[THE TASK]:
Please rewrite every line of the material below as a numbered list, skipping blank lines. Leave the pictures out.

Items from a dataset:
^^^^^^^^^^^^^^^^

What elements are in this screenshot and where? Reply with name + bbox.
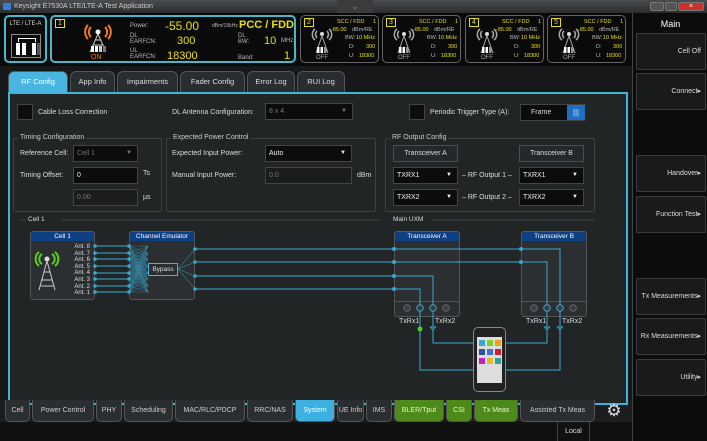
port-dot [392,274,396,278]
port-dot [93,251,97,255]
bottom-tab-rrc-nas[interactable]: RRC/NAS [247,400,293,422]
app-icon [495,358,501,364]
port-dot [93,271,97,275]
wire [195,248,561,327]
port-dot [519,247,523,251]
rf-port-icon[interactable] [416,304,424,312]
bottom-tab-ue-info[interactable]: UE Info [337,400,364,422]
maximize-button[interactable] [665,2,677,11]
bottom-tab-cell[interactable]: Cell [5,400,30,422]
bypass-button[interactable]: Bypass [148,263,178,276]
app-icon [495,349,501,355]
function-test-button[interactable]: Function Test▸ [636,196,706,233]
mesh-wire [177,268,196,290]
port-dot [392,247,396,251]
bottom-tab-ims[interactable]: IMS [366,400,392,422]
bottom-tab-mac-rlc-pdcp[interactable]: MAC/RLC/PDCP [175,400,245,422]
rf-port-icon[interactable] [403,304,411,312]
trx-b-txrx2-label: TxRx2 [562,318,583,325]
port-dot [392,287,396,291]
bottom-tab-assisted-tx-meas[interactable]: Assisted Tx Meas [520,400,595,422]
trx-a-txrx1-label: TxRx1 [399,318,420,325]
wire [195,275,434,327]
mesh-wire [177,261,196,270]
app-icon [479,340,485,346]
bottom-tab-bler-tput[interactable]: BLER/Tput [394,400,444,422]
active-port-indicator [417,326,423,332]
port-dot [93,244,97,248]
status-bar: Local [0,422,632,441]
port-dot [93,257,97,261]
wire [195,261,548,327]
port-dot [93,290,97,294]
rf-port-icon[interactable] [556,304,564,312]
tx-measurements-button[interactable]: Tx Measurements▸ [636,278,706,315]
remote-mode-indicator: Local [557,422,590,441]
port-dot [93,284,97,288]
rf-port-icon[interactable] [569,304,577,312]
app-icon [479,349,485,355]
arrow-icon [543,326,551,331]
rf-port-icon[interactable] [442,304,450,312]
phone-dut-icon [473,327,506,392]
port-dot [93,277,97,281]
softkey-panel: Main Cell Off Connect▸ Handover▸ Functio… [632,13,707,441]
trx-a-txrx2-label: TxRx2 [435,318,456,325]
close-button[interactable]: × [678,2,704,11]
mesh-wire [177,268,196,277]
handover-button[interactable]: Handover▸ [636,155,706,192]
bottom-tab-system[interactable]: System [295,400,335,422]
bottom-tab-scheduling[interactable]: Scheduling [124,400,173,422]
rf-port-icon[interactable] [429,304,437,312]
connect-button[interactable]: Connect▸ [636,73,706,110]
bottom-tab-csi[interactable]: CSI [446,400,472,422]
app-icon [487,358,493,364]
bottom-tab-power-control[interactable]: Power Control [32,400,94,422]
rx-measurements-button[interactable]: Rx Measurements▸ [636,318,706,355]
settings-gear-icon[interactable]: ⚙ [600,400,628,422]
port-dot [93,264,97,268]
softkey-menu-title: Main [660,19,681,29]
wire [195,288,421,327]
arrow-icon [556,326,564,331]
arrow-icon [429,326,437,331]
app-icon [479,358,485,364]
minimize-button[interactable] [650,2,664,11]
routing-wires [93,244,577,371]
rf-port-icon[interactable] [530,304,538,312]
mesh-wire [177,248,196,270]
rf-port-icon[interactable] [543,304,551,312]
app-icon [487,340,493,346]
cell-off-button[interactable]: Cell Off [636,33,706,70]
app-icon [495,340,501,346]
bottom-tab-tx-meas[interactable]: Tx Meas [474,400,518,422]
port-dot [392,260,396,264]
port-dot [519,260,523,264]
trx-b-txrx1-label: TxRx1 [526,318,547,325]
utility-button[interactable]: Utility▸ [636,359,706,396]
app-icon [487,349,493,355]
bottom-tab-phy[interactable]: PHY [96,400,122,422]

^^^^^^^^^^^^^^^^

[SOLUTION TO THE PROBLEM]:
1. What elements are in this screenshot and where? Reply with name + bbox.
2. port-dot [392,274,396,278]
3. port-dot [93,251,97,255]
4. bottom-tab-rrc-nas[interactable]: RRC/NAS [247,400,293,422]
5. app-icon [495,358,501,364]
6. port-dot [93,271,97,275]
7. wire [195,248,561,327]
8. port-dot [519,247,523,251]
9. rf-port-icon[interactable] [416,304,424,312]
10. bottom-tab-ue-info[interactable]: UE Info [337,400,364,422]
11. maximize-button[interactable] [665,2,677,11]
12. bottom-tab-cell[interactable]: Cell [5,400,30,422]
13. bypass-button[interactable]: Bypass [148,263,178,276]
14. app-icon [495,349,501,355]
15. function-test-button[interactable]: Function Test▸ [636,196,706,233]
16. mesh-wire [177,268,196,290]
17. port-dot [392,247,396,251]
18. bottom-tab-ims[interactable]: IMS [366,400,392,422]
19. bottom-tab-mac-rlc-pdcp[interactable]: MAC/RLC/PDCP [175,400,245,422]
20. rf-port-icon[interactable] [403,304,411,312]
21. trx-b-txrx2-label: TxRx2 [562,318,583,325]
22. port-dot [392,287,396,291]
23. bottom-tab-assisted-tx-meas[interactable]: Assisted Tx Meas [520,400,595,422]
24. trx-a-txrx1-label: TxRx1 [399,318,420,325]
25. wire [195,275,434,327]
26. mesh-wire [177,261,196,270]
27. app-icon [479,340,485,346]
28. bottom-tab-bler-tput[interactable]: BLER/Tput [394,400,444,422]
29. active-port-indicator [417,326,423,332]
30. port-dot [93,244,97,248]
31. status-bar: Local [0,422,632,441]
32. port-dot [93,257,97,261]
33. wire [195,261,548,327]
34. port-dot [93,290,97,294]
35. rf-port-icon[interactable] [556,304,564,312]
36. tx-measurements-button[interactable]: Tx Measurements▸ [636,278,706,315]
37. remote-mode-indicator: Local [557,422,590,441]
38. port-dot [93,284,97,288]
39. rf-port-icon[interactable] [569,304,577,312]
40. app-icon [479,349,485,355]
41. arrow-icon [543,326,551,331]
42. rf-port-icon[interactable] [442,304,450,312]
43. phone-dut-icon [473,327,506,392]
44. port-dot [93,277,97,281]
45. softkey-panel: Main Cell Off Connect▸ Handover▸ Functio… [632,13,707,441]
46. trx-a-txrx2-label: TxRx2 [435,318,456,325]
47. close-button[interactable]: × [678,2,704,11]
48. mesh-wire [177,268,196,277]
49. handover-button[interactable]: Handover▸ [636,155,706,192]
50. bottom-tab-system[interactable]: System [295,400,335,422]
51. bottom-tab-scheduling[interactable]: Scheduling [124,400,173,422]
52. rf-port-icon[interactable] [429,304,437,312]
53. connect-button[interactable]: Connect▸ [636,73,706,110]
54. bottom-tab-csi[interactable]: CSI [446,400,472,422]
55. app-icon [487,358,493,364]
56. bottom-tab-power-control[interactable]: Power Control [32,400,94,422]
57. rx-measurements-button[interactable]: Rx Measurements▸ [636,318,706,355]
58. settings-gear-icon[interactable]: ⚙ [600,400,628,422]
59. port-dot [93,264,97,268]
60. softkey-menu-title: Main [660,19,681,29]
61. wire [195,288,421,327]
62. arrow-icon [556,326,564,331]
63. arrow-icon [429,326,437,331]
64. app-icon [479,358,485,364]
65. minimize-button[interactable] [650,2,664,11]
66. routing-wires [93,244,577,371]
67. rf-port-icon[interactable] [530,304,538,312]
68. mesh-wire [177,248,196,270]
69. rf-port-icon[interactable] [543,304,551,312]
70. app-icon [487,340,493,346]
71. cell-off-button[interactable]: Cell Off [636,33,706,70]
72. app-icon [495,340,501,346]
73. bottom-tab-tx-meas[interactable]: Tx Meas [474,400,518,422]
74. port-dot [392,260,396,264]
75. port-dot [519,260,523,264]
76. trx-b-txrx1-label: TxRx1 [526,318,547,325]
77. utility-button[interactable]: Utility▸ [636,359,706,396]
78. app-icon [487,349,493,355]
79. bottom-tab-phy[interactable]: PHY [96,400,122,422]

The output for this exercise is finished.